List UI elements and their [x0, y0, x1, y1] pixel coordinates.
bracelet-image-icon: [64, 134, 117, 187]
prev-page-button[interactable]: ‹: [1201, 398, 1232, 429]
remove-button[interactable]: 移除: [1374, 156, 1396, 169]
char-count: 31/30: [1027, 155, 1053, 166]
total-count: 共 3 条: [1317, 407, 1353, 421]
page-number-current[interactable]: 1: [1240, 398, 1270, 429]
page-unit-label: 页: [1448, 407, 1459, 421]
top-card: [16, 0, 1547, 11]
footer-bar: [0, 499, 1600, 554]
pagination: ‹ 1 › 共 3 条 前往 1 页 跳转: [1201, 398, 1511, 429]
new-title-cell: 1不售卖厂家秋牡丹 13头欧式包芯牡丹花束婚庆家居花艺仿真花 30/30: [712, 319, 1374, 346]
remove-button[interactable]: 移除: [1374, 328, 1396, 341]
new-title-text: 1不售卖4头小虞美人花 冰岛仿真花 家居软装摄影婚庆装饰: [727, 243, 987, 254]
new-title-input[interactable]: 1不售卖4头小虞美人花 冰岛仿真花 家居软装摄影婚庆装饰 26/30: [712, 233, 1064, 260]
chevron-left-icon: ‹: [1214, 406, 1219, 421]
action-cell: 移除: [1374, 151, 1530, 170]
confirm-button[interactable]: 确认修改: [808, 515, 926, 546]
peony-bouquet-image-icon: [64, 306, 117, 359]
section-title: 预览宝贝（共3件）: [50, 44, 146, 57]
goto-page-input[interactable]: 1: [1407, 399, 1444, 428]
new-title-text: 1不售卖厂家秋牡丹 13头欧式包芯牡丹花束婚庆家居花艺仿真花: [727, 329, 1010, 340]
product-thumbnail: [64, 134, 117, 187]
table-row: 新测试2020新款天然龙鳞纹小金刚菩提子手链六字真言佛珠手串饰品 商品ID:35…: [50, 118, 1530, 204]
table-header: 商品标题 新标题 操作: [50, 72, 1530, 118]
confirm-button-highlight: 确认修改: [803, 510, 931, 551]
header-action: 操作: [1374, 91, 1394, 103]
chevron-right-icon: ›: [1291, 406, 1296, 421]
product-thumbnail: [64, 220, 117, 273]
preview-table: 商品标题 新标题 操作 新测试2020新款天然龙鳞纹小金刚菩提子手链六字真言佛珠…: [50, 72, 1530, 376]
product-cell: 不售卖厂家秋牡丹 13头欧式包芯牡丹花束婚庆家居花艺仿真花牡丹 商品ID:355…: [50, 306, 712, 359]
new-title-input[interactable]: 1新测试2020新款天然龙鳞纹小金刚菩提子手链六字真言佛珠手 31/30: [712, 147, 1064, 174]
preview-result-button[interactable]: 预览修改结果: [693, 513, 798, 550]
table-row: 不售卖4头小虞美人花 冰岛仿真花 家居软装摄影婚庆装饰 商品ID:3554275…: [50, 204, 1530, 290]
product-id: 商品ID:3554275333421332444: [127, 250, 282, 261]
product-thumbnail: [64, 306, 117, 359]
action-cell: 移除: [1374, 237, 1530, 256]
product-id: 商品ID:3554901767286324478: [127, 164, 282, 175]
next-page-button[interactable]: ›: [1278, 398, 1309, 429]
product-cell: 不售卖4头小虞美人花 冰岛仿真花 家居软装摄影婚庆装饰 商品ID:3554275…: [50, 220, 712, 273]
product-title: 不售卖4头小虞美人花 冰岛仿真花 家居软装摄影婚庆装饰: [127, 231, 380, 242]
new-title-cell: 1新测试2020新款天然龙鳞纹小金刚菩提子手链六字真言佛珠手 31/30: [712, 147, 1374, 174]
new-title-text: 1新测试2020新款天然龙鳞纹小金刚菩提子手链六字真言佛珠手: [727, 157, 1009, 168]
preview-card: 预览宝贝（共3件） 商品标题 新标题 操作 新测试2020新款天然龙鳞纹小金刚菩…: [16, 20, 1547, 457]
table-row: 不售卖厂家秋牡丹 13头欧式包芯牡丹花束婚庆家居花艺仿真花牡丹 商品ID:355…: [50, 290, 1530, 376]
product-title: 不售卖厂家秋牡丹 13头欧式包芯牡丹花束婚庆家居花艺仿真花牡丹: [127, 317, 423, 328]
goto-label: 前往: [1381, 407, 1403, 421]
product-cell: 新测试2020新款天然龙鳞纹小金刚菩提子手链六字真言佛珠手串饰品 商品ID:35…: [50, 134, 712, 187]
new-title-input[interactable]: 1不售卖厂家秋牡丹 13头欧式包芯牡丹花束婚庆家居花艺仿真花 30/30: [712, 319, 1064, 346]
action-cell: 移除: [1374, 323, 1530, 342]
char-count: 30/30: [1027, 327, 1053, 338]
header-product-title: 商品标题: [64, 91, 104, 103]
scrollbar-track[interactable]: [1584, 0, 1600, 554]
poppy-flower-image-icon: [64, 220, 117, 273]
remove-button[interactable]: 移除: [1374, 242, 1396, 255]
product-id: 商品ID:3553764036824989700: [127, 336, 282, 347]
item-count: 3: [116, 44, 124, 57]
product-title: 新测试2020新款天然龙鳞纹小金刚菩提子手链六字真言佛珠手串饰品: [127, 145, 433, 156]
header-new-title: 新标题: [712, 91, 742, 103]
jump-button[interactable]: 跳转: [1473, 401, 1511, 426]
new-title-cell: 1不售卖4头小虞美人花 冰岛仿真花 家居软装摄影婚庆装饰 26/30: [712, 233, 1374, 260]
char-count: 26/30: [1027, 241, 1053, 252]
--*--
--- WHAT IS ASKED ---
Reproduce verbatim the lines of the material, beginning with its first line and ending with the line that contains "new-title-cell: 1不售卖厂家秋牡丹 13头欧式包芯牡丹花束婚庆家居花艺仿真花", with both of those lines included.

--- TASK SOLUTION ---
List UI elements and their [x0, y0, x1, y1] pixel coordinates.
bracelet-image-icon: [64, 134, 117, 187]
prev-page-button[interactable]: ‹: [1201, 398, 1232, 429]
remove-button[interactable]: 移除: [1374, 156, 1396, 169]
char-count: 31/30: [1027, 155, 1053, 166]
total-count: 共 3 条: [1317, 407, 1353, 421]
page-number-current[interactable]: 1: [1240, 398, 1270, 429]
page-unit-label: 页: [1448, 407, 1459, 421]
top-card: [16, 0, 1547, 11]
footer-bar: [0, 499, 1600, 554]
pagination: ‹ 1 › 共 3 条 前往 1 页 跳转: [1201, 398, 1511, 429]
new-title-cell: 1不售卖厂家秋牡丹 13头欧式包芯牡丹花束婚庆家居花艺仿真花 30/30: [712, 319, 1374, 346]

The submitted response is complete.